**Task instructions**
Here are some records; quote them exactly, leaving out the pictures.

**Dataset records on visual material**
— BEGIN —

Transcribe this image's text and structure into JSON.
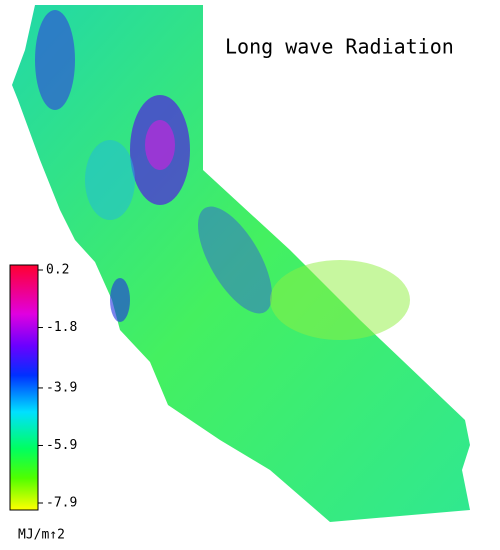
{
  "title": "Long wave Radiation",
  "colorbar": {
    "ticks": [
      0.2,
      -1.8,
      -3.9,
      -5.9,
      -7.9
    ],
    "unit": "MJ/m↑2"
  }
}
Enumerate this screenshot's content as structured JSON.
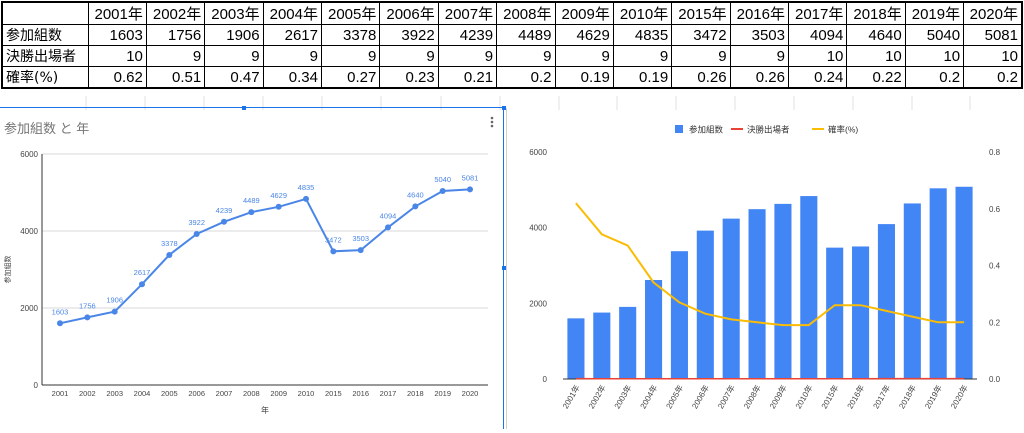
{
  "table": {
    "years": [
      "2001年",
      "2002年",
      "2003年",
      "2004年",
      "2005年",
      "2006年",
      "2007年",
      "2008年",
      "2009年",
      "2010年",
      "2015年",
      "2016年",
      "2017年",
      "2018年",
      "2019年",
      "2020年"
    ],
    "rows": [
      {
        "label": "参加組数",
        "values": [
          "1603",
          "1756",
          "1906",
          "2617",
          "3378",
          "3922",
          "4239",
          "4489",
          "4629",
          "4835",
          "3472",
          "3503",
          "4094",
          "4640",
          "5040",
          "5081"
        ]
      },
      {
        "label": "決勝出場者",
        "values": [
          "10",
          "9",
          "9",
          "9",
          "9",
          "9",
          "9",
          "9",
          "9",
          "9",
          "9",
          "9",
          "10",
          "10",
          "10",
          "10"
        ]
      },
      {
        "label": "確率(%)",
        "values": [
          "0.62",
          "0.51",
          "0.47",
          "0.34",
          "0.27",
          "0.23",
          "0.21",
          "0.2",
          "0.19",
          "0.19",
          "0.26",
          "0.26",
          "0.24",
          "0.22",
          "0.2",
          "0.2"
        ]
      }
    ]
  },
  "chart_data": [
    {
      "type": "line",
      "title": "参加組数 と 年",
      "xlabel": "年",
      "ylabel": "参加組数",
      "categories": [
        "2001",
        "2002",
        "2003",
        "2004",
        "2005",
        "2006",
        "2007",
        "2008",
        "2009",
        "2010",
        "2015",
        "2016",
        "2017",
        "2018",
        "2019",
        "2020"
      ],
      "values": [
        1603,
        1756,
        1906,
        2617,
        3378,
        3922,
        4239,
        4489,
        4629,
        4835,
        3472,
        3503,
        4094,
        4640,
        5040,
        5081
      ],
      "ylim": [
        0,
        6000
      ],
      "yticks": [
        "0",
        "2000",
        "4000",
        "6000"
      ],
      "grid": true,
      "data_labels": true,
      "menu_icon": "more-vertical-icon",
      "color": "#4a86e8"
    },
    {
      "type": "bar",
      "categories": [
        "2001年",
        "2002年",
        "2003年",
        "2004年",
        "2005年",
        "2006年",
        "2007年",
        "2008年",
        "2009年",
        "2010年",
        "2015年",
        "2016年",
        "2017年",
        "2018年",
        "2019年",
        "2020年"
      ],
      "series": [
        {
          "name": "参加組数",
          "type": "bar",
          "axis": "left",
          "color": "#4285f4",
          "values": [
            1603,
            1756,
            1906,
            2617,
            3378,
            3922,
            4239,
            4489,
            4629,
            4835,
            3472,
            3503,
            4094,
            4640,
            5040,
            5081
          ]
        },
        {
          "name": "決勝出場者",
          "type": "line",
          "axis": "left",
          "color": "#ea4335",
          "values": [
            10,
            9,
            9,
            9,
            9,
            9,
            9,
            9,
            9,
            9,
            9,
            9,
            10,
            10,
            10,
            10
          ]
        },
        {
          "name": "確率(%)",
          "type": "line",
          "axis": "right",
          "color": "#fbbc04",
          "values": [
            0.62,
            0.51,
            0.47,
            0.34,
            0.27,
            0.23,
            0.21,
            0.2,
            0.19,
            0.19,
            0.26,
            0.26,
            0.24,
            0.22,
            0.2,
            0.2
          ]
        }
      ],
      "ylim": [
        0,
        6000
      ],
      "yticks": [
        "0",
        "2000",
        "4000",
        "6000"
      ],
      "y2lim": [
        0,
        0.8
      ],
      "y2ticks": [
        "0.0",
        "0.2",
        "0.4",
        "0.6",
        "0.8"
      ],
      "legend": "top",
      "grid": false
    }
  ]
}
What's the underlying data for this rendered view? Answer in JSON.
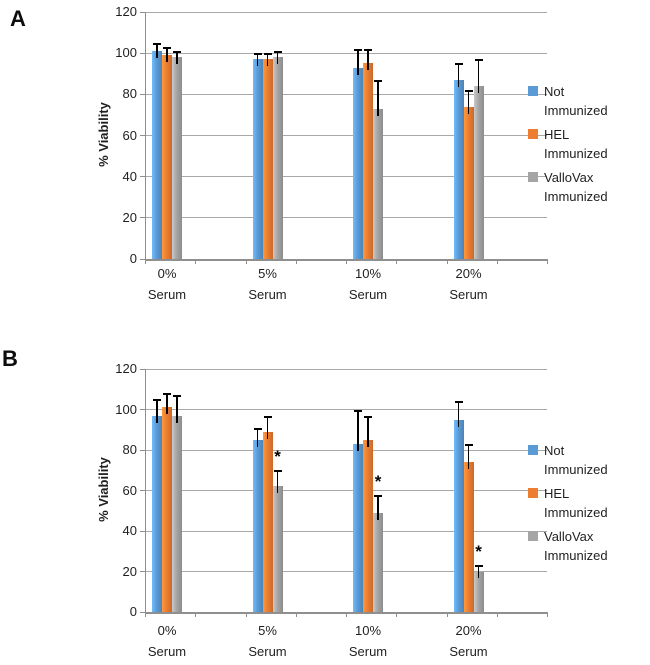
{
  "panels": [
    {
      "label": "A"
    },
    {
      "label": "B"
    }
  ],
  "colors": {
    "not_immunized": "#5B9BD5",
    "hel_immunized": "#ED7D31",
    "vallovax_immunized": "#A5A5A5",
    "error_bar": "#000000",
    "gridline": "#a8a8a8"
  },
  "chart_data": [
    {
      "panel": "A",
      "type": "bar",
      "title": "",
      "ylabel": "% Viability",
      "xlabel": "",
      "ylim": [
        0,
        120
      ],
      "ytick_step": 20,
      "grid": true,
      "legend_position": "right",
      "categories": [
        [
          "0%",
          "Serum"
        ],
        [
          "5%",
          "Serum"
        ],
        [
          "10%",
          "Serum"
        ],
        [
          "20%",
          "Serum"
        ]
      ],
      "series": [
        {
          "name": "Not Immunized",
          "color": "#5B9BD5",
          "values": [
            101,
            97,
            93,
            87
          ],
          "errors": [
            4,
            3,
            9,
            8
          ]
        },
        {
          "name": "HEL Immunized",
          "color": "#ED7D31",
          "values": [
            99,
            97,
            95,
            74
          ],
          "errors": [
            4,
            3,
            7,
            8
          ]
        },
        {
          "name": "ValloVax Immunized",
          "color": "#A5A5A5",
          "values": [
            98,
            98,
            73,
            84
          ],
          "errors": [
            3,
            3,
            14,
            13
          ]
        }
      ],
      "significance": []
    },
    {
      "panel": "B",
      "type": "bar",
      "title": "",
      "ylabel": "% Viability",
      "xlabel": "",
      "ylim": [
        0,
        120
      ],
      "ytick_step": 20,
      "grid": true,
      "legend_position": "right",
      "categories": [
        [
          "0%",
          "Serum"
        ],
        [
          "5%",
          "Serum"
        ],
        [
          "10%",
          "Serum"
        ],
        [
          "20%",
          "Serum"
        ]
      ],
      "series": [
        {
          "name": "Not Immunized",
          "color": "#5B9BD5",
          "values": [
            97,
            85,
            83,
            95
          ],
          "errors": [
            8,
            6,
            17,
            9
          ]
        },
        {
          "name": "HEL Immunized",
          "color": "#ED7D31",
          "values": [
            101,
            89,
            85,
            74
          ],
          "errors": [
            7,
            8,
            12,
            9
          ]
        },
        {
          "name": "ValloVax Immunized",
          "color": "#A5A5A5",
          "values": [
            97,
            62,
            49,
            20
          ],
          "errors": [
            10,
            8,
            9,
            3
          ]
        }
      ],
      "significance": [
        {
          "category": 1,
          "series": 2,
          "marker": "*"
        },
        {
          "category": 2,
          "series": 2,
          "marker": "*"
        },
        {
          "category": 3,
          "series": 2,
          "marker": "*"
        }
      ]
    }
  ]
}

— END —

**Problem solution**
Transcribe this image's text and structure into JSON.
{
  "title": "Long wave Radiation",
  "colorbar": {
    "ticks": [
      0.2,
      -1.8,
      -3.9,
      -5.9,
      -7.9
    ],
    "unit": "MJ/m↑2"
  }
}
Enumerate this screenshot's content as structured JSON.
{
  "table": {
    "years": [
      "2001年",
      "2002年",
      "2003年",
      "2004年",
      "2005年",
      "2006年",
      "2007年",
      "2008年",
      "2009年",
      "2010年",
      "2015年",
      "2016年",
      "2017年",
      "2018年",
      "2019年",
      "2020年"
    ],
    "rows": [
      {
        "label": "参加組数",
        "values": [
          "1603",
          "1756",
          "1906",
          "2617",
          "3378",
          "3922",
          "4239",
          "4489",
          "4629",
          "4835",
          "3472",
          "3503",
          "4094",
          "4640",
          "5040",
          "5081"
        ]
      },
      {
        "label": "決勝出場者",
        "values": [
          "10",
          "9",
          "9",
          "9",
          "9",
          "9",
          "9",
          "9",
          "9",
          "9",
          "9",
          "9",
          "10",
          "10",
          "10",
          "10"
        ]
      },
      {
        "label": "確率(%)",
        "values": [
          "0.62",
          "0.51",
          "0.47",
          "0.34",
          "0.27",
          "0.23",
          "0.21",
          "0.2",
          "0.19",
          "0.19",
          "0.26",
          "0.26",
          "0.24",
          "0.22",
          "0.2",
          "0.2"
        ]
      }
    ]
  },
  "chart_data": [
    {
      "type": "line",
      "title": "参加組数 と 年",
      "xlabel": "年",
      "ylabel": "参加組数",
      "categories": [
        "2001",
        "2002",
        "2003",
        "2004",
        "2005",
        "2006",
        "2007",
        "2008",
        "2009",
        "2010",
        "2015",
        "2016",
        "2017",
        "2018",
        "2019",
        "2020"
      ],
      "values": [
        1603,
        1756,
        1906,
        2617,
        3378,
        3922,
        4239,
        4489,
        4629,
        4835,
        3472,
        3503,
        4094,
        4640,
        5040,
        5081
      ],
      "ylim": [
        0,
        6000
      ],
      "yticks": [
        "0",
        "2000",
        "4000",
        "6000"
      ],
      "grid": true,
      "data_labels": true,
      "menu_icon": "more-vertical-icon",
      "color": "#4a86e8"
    },
    {
      "type": "bar",
      "categories": [
        "2001年",
        "2002年",
        "2003年",
        "2004年",
        "2005年",
        "2006年",
        "2007年",
        "2008年",
        "2009年",
        "2010年",
        "2015年",
        "2016年",
        "2017年",
        "2018年",
        "2019年",
        "2020年"
      ],
      "series": [
        {
          "name": "参加組数",
          "type": "bar",
          "axis": "left",
          "color": "#4285f4",
          "values": [
            1603,
            1756,
            1906,
            2617,
            3378,
            3922,
            4239,
            4489,
            4629,
            4835,
            3472,
            3503,
            4094,
            4640,
            5040,
            5081
          ]
        },
        {
          "name": "決勝出場者",
          "type": "line",
          "axis": "left",
          "color": "#ea4335",
          "values": [
            10,
            9,
            9,
            9,
            9,
            9,
            9,
            9,
            9,
            9,
            9,
            9,
            10,
            10,
            10,
            10
          ]
        },
        {
          "name": "確率(%)",
          "type": "line",
          "axis": "right",
          "color": "#fbbc04",
          "values": [
            0.62,
            0.51,
            0.47,
            0.34,
            0.27,
            0.23,
            0.21,
            0.2,
            0.19,
            0.19,
            0.26,
            0.26,
            0.24,
            0.22,
            0.2,
            0.2
          ]
        }
      ],
      "ylim": [
        0,
        6000
      ],
      "yticks": [
        "0",
        "2000",
        "4000",
        "6000"
      ],
      "y2lim": [
        0,
        0.8
      ],
      "y2ticks": [
        "0.0",
        "0.2",
        "0.4",
        "0.6",
        "0.8"
      ],
      "legend": "top",
      "grid": false
    }
  ]
}
What's the underlying data for this rendered view? Answer in JSON.
{
  "panels": [
    {
      "label": "A"
    },
    {
      "label": "B"
    }
  ],
  "colors": {
    "not_immunized": "#5B9BD5",
    "hel_immunized": "#ED7D31",
    "vallovax_immunized": "#A5A5A5",
    "error_bar": "#000000",
    "gridline": "#a8a8a8"
  },
  "chart_data": [
    {
      "panel": "A",
      "type": "bar",
      "title": "",
      "ylabel": "% Viability",
      "xlabel": "",
      "ylim": [
        0,
        120
      ],
      "ytick_step": 20,
      "grid": true,
      "legend_position": "right",
      "categories": [
        [
          "0%",
          "Serum"
        ],
        [
          "5%",
          "Serum"
        ],
        [
          "10%",
          "Serum"
        ],
        [
          "20%",
          "Serum"
        ]
      ],
      "series": [
        {
          "name": "Not Immunized",
          "color": "#5B9BD5",
          "values": [
            101,
            97,
            93,
            87
          ],
          "errors": [
            4,
            3,
            9,
            8
          ]
        },
        {
          "name": "HEL Immunized",
          "color": "#ED7D31",
          "values": [
            99,
            97,
            95,
            74
          ],
          "errors": [
            4,
            3,
            7,
            8
          ]
        },
        {
          "name": "ValloVax Immunized",
          "color": "#A5A5A5",
          "values": [
            98,
            98,
            73,
            84
          ],
          "errors": [
            3,
            3,
            14,
            13
          ]
        }
      ],
      "significance": []
    },
    {
      "panel": "B",
      "type": "bar",
      "title": "",
      "ylabel": "% Viability",
      "xlabel": "",
      "ylim": [
        0,
        120
      ],
      "ytick_step": 20,
      "grid": true,
      "legend_position": "right",
      "categories": [
        [
          "0%",
          "Serum"
        ],
        [
          "5%",
          "Serum"
        ],
        [
          "10%",
          "Serum"
        ],
        [
          "20%",
          "Serum"
        ]
      ],
      "series": [
        {
          "name": "Not Immunized",
          "color": "#5B9BD5",
          "values": [
            97,
            85,
            83,
            95
          ],
          "errors": [
            8,
            6,
            17,
            9
          ]
        },
        {
          "name": "HEL Immunized",
          "color": "#ED7D31",
          "values": [
            101,
            89,
            85,
            74
          ],
          "errors": [
            7,
            8,
            12,
            9
          ]
        },
        {
          "name": "ValloVax Immunized",
          "color": "#A5A5A5",
          "values": [
            97,
            62,
            49,
            20
          ],
          "errors": [
            10,
            8,
            9,
            3
          ]
        }
      ],
      "significance": [
        {
          "category": 1,
          "series": 2,
          "marker": "*"
        },
        {
          "category": 2,
          "series": 2,
          "marker": "*"
        },
        {
          "category": 3,
          "series": 2,
          "marker": "*"
        }
      ]
    }
  ]
}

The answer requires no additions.